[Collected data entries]
• • •
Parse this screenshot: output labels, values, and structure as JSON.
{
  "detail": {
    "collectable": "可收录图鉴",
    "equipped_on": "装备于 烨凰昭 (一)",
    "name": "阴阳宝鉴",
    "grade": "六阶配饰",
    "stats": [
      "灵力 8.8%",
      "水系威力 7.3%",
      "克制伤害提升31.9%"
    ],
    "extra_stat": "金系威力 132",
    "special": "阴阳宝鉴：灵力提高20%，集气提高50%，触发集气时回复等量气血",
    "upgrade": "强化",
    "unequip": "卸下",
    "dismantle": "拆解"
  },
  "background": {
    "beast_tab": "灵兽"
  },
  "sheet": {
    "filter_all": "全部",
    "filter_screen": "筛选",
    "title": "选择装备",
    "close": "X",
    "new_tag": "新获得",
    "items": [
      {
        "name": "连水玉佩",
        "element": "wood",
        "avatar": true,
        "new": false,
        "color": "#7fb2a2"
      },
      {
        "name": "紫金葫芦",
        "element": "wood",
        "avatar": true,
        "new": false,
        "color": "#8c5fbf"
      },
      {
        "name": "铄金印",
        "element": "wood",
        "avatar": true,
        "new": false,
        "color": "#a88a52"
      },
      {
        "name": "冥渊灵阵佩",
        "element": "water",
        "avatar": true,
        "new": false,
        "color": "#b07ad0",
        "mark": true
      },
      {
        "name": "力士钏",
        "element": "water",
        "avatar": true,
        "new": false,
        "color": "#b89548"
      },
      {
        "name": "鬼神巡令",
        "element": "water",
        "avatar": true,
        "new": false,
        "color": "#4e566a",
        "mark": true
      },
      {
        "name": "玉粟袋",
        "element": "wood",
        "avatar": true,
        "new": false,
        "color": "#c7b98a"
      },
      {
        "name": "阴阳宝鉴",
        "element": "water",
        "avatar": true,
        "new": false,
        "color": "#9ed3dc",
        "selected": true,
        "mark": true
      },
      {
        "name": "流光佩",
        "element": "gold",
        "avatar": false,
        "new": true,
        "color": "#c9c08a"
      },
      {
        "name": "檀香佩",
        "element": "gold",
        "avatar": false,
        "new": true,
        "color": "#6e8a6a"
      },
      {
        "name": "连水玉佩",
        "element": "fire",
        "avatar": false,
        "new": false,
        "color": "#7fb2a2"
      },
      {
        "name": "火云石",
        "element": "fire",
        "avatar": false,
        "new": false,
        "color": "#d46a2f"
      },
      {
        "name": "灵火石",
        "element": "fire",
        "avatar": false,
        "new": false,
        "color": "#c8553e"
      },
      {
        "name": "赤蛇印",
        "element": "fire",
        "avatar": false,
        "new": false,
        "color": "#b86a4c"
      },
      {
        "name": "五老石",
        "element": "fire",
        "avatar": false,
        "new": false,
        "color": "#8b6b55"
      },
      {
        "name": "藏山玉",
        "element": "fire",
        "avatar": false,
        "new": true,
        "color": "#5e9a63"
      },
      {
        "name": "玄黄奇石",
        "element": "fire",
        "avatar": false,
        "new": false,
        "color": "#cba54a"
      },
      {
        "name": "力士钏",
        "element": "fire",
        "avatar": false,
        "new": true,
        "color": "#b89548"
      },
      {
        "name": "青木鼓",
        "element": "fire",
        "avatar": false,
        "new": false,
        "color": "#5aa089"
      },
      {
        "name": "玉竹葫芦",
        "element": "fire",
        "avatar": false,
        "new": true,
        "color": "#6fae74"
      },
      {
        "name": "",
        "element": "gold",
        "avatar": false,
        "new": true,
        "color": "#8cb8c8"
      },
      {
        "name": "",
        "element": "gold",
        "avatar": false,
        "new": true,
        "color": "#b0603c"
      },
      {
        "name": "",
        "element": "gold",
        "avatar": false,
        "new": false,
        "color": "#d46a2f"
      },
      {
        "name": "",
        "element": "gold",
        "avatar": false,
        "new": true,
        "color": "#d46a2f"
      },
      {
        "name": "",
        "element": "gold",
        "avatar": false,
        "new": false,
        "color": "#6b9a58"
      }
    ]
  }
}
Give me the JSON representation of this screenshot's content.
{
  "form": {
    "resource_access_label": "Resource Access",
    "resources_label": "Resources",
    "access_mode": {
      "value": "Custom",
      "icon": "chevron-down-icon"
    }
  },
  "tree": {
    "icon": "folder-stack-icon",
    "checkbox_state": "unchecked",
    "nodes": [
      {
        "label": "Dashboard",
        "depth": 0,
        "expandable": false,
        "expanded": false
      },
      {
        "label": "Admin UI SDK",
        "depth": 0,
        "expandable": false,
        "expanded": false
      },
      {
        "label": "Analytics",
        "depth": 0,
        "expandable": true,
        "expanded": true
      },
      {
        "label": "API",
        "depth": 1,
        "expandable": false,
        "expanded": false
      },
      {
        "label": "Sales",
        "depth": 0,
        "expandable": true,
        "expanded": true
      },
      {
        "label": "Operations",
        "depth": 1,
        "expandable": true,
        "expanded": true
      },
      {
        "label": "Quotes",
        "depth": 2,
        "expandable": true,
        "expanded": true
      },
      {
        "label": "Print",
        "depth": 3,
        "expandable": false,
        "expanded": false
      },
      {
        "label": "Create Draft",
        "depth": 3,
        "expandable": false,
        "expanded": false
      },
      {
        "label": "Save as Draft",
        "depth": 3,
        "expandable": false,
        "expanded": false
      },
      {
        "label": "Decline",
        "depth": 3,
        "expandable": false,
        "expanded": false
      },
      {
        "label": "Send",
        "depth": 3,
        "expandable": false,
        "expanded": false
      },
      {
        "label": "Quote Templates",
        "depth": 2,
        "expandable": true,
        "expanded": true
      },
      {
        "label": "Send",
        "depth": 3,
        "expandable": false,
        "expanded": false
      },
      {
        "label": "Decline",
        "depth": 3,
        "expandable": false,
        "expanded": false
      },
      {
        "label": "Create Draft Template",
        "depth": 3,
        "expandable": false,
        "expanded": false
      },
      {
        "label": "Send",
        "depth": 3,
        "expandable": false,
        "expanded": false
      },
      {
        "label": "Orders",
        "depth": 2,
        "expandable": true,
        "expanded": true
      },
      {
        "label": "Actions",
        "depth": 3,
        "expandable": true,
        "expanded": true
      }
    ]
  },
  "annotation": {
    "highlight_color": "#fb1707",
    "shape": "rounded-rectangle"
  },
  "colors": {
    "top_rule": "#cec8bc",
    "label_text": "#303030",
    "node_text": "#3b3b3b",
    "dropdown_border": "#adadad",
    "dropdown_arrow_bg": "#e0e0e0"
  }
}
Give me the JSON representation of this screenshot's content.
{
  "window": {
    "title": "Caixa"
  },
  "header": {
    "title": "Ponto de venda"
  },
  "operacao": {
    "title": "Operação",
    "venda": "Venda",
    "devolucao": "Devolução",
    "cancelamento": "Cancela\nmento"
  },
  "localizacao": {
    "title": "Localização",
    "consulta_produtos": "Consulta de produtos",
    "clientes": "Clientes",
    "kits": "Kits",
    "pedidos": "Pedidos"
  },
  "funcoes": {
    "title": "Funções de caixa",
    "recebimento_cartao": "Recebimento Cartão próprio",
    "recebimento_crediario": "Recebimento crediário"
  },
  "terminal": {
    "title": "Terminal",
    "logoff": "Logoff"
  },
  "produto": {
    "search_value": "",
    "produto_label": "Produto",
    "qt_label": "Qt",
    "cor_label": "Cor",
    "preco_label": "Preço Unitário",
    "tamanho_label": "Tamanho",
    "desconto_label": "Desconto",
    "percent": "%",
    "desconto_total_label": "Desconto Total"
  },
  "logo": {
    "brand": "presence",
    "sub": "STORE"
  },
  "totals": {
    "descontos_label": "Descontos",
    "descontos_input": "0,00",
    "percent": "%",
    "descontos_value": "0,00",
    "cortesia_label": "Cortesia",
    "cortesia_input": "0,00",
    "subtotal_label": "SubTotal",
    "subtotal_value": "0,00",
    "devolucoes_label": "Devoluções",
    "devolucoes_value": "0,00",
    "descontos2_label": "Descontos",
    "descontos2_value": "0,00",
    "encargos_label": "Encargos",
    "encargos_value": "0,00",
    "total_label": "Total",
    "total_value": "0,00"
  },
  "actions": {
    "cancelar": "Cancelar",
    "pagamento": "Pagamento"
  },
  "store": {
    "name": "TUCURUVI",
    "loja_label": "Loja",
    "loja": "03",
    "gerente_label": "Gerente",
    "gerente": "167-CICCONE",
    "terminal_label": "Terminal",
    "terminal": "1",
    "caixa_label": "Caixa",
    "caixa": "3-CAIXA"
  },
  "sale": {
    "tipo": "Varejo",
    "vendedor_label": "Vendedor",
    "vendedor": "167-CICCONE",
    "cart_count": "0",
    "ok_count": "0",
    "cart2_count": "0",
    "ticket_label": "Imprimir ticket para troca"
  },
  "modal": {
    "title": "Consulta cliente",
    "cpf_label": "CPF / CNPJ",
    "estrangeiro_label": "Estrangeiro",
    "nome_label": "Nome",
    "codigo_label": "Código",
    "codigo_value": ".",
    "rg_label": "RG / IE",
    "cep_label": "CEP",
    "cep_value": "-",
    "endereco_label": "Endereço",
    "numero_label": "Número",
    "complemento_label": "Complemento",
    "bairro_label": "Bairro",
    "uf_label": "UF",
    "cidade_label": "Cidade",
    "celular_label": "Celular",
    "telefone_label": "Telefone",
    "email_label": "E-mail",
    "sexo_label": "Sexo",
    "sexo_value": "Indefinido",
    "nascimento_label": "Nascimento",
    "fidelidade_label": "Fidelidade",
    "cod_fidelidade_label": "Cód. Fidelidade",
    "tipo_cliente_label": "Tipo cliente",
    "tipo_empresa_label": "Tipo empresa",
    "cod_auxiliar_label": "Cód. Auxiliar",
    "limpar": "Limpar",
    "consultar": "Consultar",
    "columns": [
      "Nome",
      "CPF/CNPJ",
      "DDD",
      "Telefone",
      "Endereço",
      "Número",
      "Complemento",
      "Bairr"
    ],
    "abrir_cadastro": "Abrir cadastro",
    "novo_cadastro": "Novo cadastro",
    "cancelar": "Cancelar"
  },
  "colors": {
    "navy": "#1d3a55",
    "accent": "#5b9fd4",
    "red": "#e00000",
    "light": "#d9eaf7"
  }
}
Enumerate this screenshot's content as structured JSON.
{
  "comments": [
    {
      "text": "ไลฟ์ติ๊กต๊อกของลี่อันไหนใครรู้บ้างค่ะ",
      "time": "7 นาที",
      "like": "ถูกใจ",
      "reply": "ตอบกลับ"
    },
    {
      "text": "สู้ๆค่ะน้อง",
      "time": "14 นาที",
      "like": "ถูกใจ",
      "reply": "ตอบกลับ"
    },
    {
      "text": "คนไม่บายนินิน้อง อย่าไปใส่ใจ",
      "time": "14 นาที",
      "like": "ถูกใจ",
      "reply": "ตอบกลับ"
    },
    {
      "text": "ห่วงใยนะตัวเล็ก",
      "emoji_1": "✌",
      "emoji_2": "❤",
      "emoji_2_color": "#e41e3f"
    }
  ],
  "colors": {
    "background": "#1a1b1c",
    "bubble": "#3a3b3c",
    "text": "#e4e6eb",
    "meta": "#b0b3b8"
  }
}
• • •
▶ INSTRUCTIONS FOR THE TASK
Report only the number of lines in the records that include the word "icon".

▶ FULL ANSWER
2